• DO THIS: Gather all lines in the records below that include the word "String".

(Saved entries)
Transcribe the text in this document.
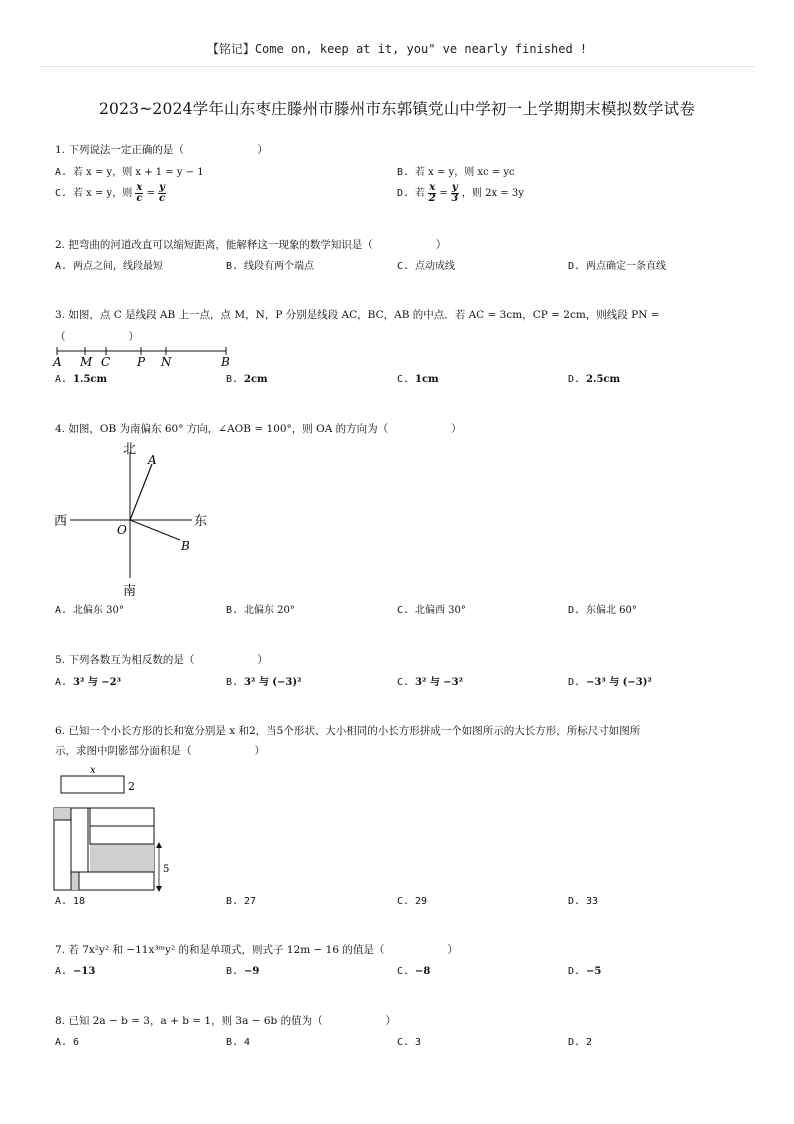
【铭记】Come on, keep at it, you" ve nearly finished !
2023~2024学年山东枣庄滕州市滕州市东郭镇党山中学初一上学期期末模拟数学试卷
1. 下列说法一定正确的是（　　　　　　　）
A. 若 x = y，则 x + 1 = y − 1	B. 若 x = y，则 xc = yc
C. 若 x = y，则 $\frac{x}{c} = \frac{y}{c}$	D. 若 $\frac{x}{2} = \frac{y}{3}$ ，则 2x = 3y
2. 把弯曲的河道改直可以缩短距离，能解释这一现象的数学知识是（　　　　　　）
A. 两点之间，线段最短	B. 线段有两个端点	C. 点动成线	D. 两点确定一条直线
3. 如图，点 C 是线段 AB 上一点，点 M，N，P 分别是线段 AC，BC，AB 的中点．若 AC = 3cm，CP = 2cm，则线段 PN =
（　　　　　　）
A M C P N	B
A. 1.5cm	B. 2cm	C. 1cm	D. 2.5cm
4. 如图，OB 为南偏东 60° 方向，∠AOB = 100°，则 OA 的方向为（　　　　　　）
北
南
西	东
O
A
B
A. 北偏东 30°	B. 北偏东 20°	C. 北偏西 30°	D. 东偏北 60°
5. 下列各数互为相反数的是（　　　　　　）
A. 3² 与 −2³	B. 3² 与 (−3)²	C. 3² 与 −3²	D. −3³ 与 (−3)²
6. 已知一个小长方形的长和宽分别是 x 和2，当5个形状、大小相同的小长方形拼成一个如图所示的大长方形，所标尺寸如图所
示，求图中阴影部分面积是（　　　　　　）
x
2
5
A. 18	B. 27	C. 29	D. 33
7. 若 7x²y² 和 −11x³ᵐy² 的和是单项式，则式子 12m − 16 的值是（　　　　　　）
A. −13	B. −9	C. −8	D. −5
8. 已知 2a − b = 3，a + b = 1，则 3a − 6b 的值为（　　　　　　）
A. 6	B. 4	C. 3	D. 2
...
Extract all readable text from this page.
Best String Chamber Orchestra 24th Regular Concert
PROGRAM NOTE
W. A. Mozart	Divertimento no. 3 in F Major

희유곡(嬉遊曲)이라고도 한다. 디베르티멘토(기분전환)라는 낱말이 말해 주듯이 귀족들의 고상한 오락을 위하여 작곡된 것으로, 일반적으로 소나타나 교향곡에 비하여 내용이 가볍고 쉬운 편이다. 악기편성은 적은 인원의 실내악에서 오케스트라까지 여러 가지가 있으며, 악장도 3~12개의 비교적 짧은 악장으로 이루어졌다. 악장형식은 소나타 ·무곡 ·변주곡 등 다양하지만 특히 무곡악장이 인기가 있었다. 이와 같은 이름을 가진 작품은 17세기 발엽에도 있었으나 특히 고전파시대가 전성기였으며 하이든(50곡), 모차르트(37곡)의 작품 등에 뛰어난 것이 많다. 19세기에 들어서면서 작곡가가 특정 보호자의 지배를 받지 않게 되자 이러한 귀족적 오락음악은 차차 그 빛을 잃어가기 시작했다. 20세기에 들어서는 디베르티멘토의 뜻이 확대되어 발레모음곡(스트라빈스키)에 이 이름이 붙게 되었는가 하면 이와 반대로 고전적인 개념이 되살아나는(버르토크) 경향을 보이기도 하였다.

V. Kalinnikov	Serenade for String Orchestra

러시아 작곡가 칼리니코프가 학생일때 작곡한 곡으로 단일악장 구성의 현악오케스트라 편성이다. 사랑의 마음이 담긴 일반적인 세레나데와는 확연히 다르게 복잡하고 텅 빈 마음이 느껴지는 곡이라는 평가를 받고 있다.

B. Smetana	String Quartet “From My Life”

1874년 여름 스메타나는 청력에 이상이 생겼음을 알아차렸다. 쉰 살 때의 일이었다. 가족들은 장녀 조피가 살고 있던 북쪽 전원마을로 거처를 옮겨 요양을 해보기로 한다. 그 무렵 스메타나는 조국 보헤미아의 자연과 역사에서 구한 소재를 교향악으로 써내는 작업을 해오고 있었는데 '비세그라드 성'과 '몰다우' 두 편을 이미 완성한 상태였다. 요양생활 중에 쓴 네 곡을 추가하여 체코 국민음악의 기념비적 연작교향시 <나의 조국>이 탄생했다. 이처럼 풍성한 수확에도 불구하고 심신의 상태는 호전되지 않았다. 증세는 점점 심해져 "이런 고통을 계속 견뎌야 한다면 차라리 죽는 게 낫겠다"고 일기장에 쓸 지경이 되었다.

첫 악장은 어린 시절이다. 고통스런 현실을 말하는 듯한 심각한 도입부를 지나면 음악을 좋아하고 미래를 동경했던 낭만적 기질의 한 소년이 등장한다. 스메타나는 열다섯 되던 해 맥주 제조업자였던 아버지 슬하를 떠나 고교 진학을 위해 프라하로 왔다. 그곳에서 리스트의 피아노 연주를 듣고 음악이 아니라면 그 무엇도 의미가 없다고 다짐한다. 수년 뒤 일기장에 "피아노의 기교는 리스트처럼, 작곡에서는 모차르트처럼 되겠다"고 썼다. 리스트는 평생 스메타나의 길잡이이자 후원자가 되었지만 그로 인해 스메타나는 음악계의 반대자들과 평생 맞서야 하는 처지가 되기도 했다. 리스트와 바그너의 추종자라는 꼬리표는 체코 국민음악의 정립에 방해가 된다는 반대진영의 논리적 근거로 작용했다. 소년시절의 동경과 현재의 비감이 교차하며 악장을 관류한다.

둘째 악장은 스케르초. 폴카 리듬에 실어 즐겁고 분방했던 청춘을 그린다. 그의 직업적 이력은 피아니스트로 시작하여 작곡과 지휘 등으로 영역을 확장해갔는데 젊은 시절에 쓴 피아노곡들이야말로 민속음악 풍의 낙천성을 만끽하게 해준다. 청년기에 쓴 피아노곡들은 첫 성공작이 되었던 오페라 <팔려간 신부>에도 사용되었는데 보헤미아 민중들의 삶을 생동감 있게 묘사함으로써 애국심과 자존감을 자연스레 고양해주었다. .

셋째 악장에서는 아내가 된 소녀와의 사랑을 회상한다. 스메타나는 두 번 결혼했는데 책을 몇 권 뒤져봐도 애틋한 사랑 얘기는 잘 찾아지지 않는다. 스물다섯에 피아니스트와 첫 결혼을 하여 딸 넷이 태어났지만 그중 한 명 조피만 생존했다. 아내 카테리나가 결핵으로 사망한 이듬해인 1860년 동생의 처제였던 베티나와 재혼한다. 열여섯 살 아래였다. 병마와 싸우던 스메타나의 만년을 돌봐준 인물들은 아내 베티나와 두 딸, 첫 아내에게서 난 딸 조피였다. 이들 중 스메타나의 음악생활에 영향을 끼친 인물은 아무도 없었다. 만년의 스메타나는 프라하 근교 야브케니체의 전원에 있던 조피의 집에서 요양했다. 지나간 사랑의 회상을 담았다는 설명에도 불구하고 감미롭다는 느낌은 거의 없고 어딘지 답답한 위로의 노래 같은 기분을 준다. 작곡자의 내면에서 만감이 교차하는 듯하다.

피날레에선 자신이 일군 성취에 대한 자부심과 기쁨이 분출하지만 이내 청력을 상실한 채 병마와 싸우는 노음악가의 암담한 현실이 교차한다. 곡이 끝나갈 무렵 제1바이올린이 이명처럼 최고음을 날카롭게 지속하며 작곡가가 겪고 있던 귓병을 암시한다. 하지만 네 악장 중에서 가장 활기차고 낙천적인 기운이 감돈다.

• RESULT OF THE EXERCISE:
Best String Chamber Orchestra 24th Regular Concert
V. Kalinnikov	Serenade for String Orchestra
B. Smetana	String Quartet “From My Life”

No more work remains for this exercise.